● Aim of the exercise:
All records below must be retyped exactly.
*** Material for this task ***
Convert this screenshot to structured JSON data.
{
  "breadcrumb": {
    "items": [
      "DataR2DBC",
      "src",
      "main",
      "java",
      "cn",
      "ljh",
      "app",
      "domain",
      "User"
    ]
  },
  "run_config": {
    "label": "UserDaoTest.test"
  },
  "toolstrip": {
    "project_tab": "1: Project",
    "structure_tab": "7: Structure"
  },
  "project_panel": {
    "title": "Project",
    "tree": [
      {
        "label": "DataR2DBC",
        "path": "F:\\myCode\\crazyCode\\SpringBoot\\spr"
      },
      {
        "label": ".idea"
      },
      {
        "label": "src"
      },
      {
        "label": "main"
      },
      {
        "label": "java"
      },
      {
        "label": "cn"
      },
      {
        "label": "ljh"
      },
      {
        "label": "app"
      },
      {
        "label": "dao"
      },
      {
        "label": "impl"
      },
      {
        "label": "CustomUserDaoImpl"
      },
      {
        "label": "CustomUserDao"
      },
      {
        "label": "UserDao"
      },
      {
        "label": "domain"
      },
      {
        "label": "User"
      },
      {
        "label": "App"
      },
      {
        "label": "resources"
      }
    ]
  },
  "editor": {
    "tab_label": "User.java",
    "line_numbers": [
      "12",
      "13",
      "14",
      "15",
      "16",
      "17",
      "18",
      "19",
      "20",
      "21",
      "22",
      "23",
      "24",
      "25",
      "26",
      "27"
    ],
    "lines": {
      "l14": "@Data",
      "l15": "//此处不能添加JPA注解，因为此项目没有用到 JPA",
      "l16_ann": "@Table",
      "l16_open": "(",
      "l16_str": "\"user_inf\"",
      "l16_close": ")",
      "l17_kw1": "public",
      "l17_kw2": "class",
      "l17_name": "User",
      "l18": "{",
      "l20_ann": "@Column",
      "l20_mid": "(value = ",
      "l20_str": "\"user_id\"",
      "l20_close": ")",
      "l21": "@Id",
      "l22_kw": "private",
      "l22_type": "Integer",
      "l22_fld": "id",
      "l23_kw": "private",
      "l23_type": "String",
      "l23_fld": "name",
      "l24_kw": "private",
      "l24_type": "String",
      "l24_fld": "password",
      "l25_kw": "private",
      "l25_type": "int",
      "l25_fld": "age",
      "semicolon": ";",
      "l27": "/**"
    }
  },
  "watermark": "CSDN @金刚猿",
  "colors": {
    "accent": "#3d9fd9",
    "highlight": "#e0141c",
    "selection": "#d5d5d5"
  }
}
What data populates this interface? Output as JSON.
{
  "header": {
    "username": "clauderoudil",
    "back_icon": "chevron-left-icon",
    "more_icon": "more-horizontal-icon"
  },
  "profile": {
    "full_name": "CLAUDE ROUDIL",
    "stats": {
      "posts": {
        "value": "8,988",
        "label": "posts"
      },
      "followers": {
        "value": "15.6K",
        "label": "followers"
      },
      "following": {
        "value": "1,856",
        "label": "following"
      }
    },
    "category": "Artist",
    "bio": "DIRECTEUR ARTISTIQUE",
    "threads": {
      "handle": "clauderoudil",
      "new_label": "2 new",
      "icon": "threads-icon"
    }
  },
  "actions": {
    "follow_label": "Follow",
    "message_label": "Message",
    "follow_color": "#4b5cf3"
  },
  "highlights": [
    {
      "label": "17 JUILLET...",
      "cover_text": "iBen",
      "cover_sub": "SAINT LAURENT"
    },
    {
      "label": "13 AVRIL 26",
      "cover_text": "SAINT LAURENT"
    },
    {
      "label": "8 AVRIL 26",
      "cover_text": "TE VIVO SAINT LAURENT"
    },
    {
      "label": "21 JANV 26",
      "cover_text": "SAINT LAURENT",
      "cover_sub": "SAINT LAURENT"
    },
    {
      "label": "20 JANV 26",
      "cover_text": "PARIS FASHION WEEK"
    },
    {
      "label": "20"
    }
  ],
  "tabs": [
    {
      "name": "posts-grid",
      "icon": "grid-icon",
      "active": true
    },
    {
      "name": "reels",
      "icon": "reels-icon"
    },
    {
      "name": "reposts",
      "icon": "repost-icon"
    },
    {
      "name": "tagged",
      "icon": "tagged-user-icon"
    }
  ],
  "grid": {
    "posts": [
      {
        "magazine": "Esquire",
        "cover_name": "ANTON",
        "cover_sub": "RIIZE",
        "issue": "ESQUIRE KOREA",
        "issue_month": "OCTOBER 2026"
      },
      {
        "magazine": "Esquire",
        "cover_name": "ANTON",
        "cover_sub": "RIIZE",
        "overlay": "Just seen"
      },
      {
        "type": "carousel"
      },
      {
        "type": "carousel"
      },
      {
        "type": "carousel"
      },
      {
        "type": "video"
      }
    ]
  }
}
***
● Exercise output:
Convert this screenshot to structured JSON data.
{
  "breadcrumb": {
    "items": [
      "DataR2DBC",
      "src",
      "main",
      "java",
      "cn",
      "ljh",
      "app",
      "domain",
      "User"
    ]
  },
  "run_config": {
    "label": "UserDaoTest.test"
  },
  "toolstrip": {
    "project_tab": "1: Project",
    "structure_tab": "7: Structure"
  },
  "project_panel": {
    "title": "Project",
    "tree": [
      {
        "label": "DataR2DBC",
        "path": "F:\\myCode\\crazyCode\\SpringBoot\\spr"
      },
      {
        "label": ".idea"
      },
      {
        "label": "src"
      },
      {
        "label": "main"
      },
      {
        "label": "java"
      },
      {
        "label": "cn"
      },
      {
        "label": "ljh"
      },
      {
        "label": "app"
      },
      {
        "label": "dao"
      },
      {
        "label": "impl"
      },
      {
        "label": "CustomUserDaoImpl"
      },
      {
        "label": "CustomUserDao"
      },
      {
        "label": "UserDao"
      },
      {
        "label": "domain"
      },
      {
        "label": "User"
      },
      {
        "label": "App"
      },
      {
        "label": "resources"
      }
    ]
  },
  "editor": {
    "tab_label": "User.java",
    "line_numbers": [
      "12",
      "13",
      "14",
      "15",
      "16",
      "17",
      "18",
      "19",
      "20",
      "21",
      "22",
      "23",
      "24",
      "25",
      "26",
      "27"
    ],
    "lines": {
      "l14": "@Data",
      "l15": "//此处不能添加JPA注解，因为此项目没有用到 JPA",
      "l16_ann": "@Table",
      "l16_open": "(",
      "l16_str": "\"user_inf\"",
      "l16_close": ")",
      "l17_kw1": "public",
      "l17_kw2": "class",
      "l17_name": "User",
      "l18": "{",
      "l20_ann": "@Column",
      "l20_mid": "(value = ",
      "l20_str": "\"user_id\"",
      "l20_close": ")",
      "l21": "@Id",
      "l22_kw": "private",
      "l22_type": "Integer",
      "l22_fld": "id",
      "l23_kw": "private",
      "l23_type": "String",
      "l23_fld": "name",
      "l24_kw": "private",
      "l24_type": "String",
      "l24_fld": "password",
      "l25_kw": "private",
      "l25_type": "int",
      "l25_fld": "age",
      "semicolon": ";",
      "l27": "/**"
    }
  },
  "watermark": "CSDN @金刚猿",
  "colors": {
    "accent": "#3d9fd9",
    "highlight": "#e0141c",
    "selection": "#d5d5d5"
  }
}
What data populates this interface? Output as JSON.
{
  "header": {
    "username": "clauderoudil",
    "back_icon": "chevron-left-icon",
    "more_icon": "more-horizontal-icon"
  },
  "profile": {
    "full_name": "CLAUDE ROUDIL",
    "stats": {
      "posts": {
        "value": "8,988",
        "label": "posts"
      },
      "followers": {
        "value": "15.6K",
        "label": "followers"
      },
      "following": {
        "value": "1,856",
        "label": "following"
      }
    },
    "category": "Artist",
    "bio": "DIRECTEUR ARTISTIQUE",
    "threads": {
      "handle": "clauderoudil",
      "new_label": "2 new",
      "icon": "threads-icon"
    }
  },
  "actions": {
    "follow_label": "Follow",
    "message_label": "Message",
    "follow_color": "#4b5cf3"
  },
  "highlights": [
    {
      "label": "17 JUILLET...",
      "cover_text": "iBen",
      "cover_sub": "SAINT LAURENT"
    },
    {
      "label": "13 AVRIL 26",
      "cover_text": "SAINT LAURENT"
    },
    {
      "label": "8 AVRIL 26",
      "cover_text": "TE VIVO SAINT LAURENT"
    },
    {
      "label": "21 JANV 26",
      "cover_text": "SAINT LAURENT",
      "cover_sub": "SAINT LAURENT"
    },
    {
      "label": "20 JANV 26",
      "cover_text": "PARIS FASHION WEEK"
    },
    {
      "label": "20"
    }
  ],
  "tabs": [
    {
      "name": "posts-grid",
      "icon": "grid-icon",
      "active": true
    },
    {
      "name": "reels",
      "icon": "reels-icon"
    },
    {
      "name": "reposts",
      "icon": "repost-icon"
    },
    {
      "name": "tagged",
      "icon": "tagged-user-icon"
    }
  ],
  "grid": {
    "posts": [
      {
        "magazine": "Esquire",
        "cover_name": "ANTON",
        "cover_sub": "RIIZE",
        "issue": "ESQUIRE KOREA",
        "issue_month": "OCTOBER 2026"
      },
      {
        "magazine": "Esquire",
        "cover_name": "ANTON",
        "cover_sub": "RIIZE",
        "overlay": "Just seen"
      },
      {
        "type": "carousel"
      },
      {
        "type": "carousel"
      },
      {
        "type": "carousel"
      },
      {
        "type": "video"
      }
    ]
  }
}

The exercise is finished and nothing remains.